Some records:

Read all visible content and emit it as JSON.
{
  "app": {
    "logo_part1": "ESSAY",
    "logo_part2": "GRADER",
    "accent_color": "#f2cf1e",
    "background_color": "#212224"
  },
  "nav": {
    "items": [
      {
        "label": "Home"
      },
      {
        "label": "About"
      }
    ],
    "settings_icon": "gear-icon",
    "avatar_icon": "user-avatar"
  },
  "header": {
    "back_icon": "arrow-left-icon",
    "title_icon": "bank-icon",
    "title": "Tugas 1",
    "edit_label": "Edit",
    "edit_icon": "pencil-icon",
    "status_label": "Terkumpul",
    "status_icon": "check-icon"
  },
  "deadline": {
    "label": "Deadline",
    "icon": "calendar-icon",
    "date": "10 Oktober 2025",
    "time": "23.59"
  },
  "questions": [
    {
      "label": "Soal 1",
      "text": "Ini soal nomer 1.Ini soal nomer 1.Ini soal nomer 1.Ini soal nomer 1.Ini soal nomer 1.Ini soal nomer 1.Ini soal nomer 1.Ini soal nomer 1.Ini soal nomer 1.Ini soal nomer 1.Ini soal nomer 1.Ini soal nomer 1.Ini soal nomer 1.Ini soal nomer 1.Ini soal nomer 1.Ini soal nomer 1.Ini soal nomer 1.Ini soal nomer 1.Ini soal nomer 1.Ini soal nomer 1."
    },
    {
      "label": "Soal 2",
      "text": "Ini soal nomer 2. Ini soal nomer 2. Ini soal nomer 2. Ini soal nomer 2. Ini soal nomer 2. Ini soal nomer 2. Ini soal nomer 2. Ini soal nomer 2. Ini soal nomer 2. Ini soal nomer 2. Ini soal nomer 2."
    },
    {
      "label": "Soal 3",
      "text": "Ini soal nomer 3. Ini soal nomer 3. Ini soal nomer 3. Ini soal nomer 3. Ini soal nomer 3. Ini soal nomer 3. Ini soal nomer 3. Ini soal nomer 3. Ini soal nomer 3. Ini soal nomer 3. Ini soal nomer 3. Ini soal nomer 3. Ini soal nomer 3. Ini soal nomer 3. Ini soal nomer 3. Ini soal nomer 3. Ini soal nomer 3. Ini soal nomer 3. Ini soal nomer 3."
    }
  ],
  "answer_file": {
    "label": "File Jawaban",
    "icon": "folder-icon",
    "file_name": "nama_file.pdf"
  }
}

▶ _WORK TO COMPLETE_
Your task is to repeat every entry exactly.

▶ _ANSWER TO THE EXERCISE_
Read all visible content and emit it as JSON.
{
  "app": {
    "logo_part1": "ESSAY",
    "logo_part2": "GRADER",
    "accent_color": "#f2cf1e",
    "background_color": "#212224"
  },
  "nav": {
    "items": [
      {
        "label": "Home"
      },
      {
        "label": "About"
      }
    ],
    "settings_icon": "gear-icon",
    "avatar_icon": "user-avatar"
  },
  "header": {
    "back_icon": "arrow-left-icon",
    "title_icon": "bank-icon",
    "title": "Tugas 1",
    "edit_label": "Edit",
    "edit_icon": "pencil-icon",
    "status_label": "Terkumpul",
    "status_icon": "check-icon"
  },
  "deadline": {
    "label": "Deadline",
    "icon": "calendar-icon",
    "date": "10 Oktober 2025",
    "time": "23.59"
  },
  "questions": [
    {
      "label": "Soal 1",
      "text": "Ini soal nomer 1.Ini soal nomer 1.Ini soal nomer 1.Ini soal nomer 1.Ini soal nomer 1.Ini soal nomer 1.Ini soal nomer 1.Ini soal nomer 1.Ini soal nomer 1.Ini soal nomer 1.Ini soal nomer 1.Ini soal nomer 1.Ini soal nomer 1.Ini soal nomer 1.Ini soal nomer 1.Ini soal nomer 1.Ini soal nomer 1.Ini soal nomer 1.Ini soal nomer 1.Ini soal nomer 1."
    },
    {
      "label": "Soal 2",
      "text": "Ini soal nomer 2. Ini soal nomer 2. Ini soal nomer 2. Ini soal nomer 2. Ini soal nomer 2. Ini soal nomer 2. Ini soal nomer 2. Ini soal nomer 2. Ini soal nomer 2. Ini soal nomer 2. Ini soal nomer 2."
    },
    {
      "label": "Soal 3",
      "text": "Ini soal nomer 3. Ini soal nomer 3. Ini soal nomer 3. Ini soal nomer 3. Ini soal nomer 3. Ini soal nomer 3. Ini soal nomer 3. Ini soal nomer 3. Ini soal nomer 3. Ini soal nomer 3. Ini soal nomer 3. Ini soal nomer 3. Ini soal nomer 3. Ini soal nomer 3. Ini soal nomer 3. Ini soal nomer 3. Ini soal nomer 3. Ini soal nomer 3. Ini soal nomer 3."
    }
  ],
  "answer_file": {
    "label": "File Jawaban",
    "icon": "folder-icon",
    "file_name": "nama_file.pdf"
  }
}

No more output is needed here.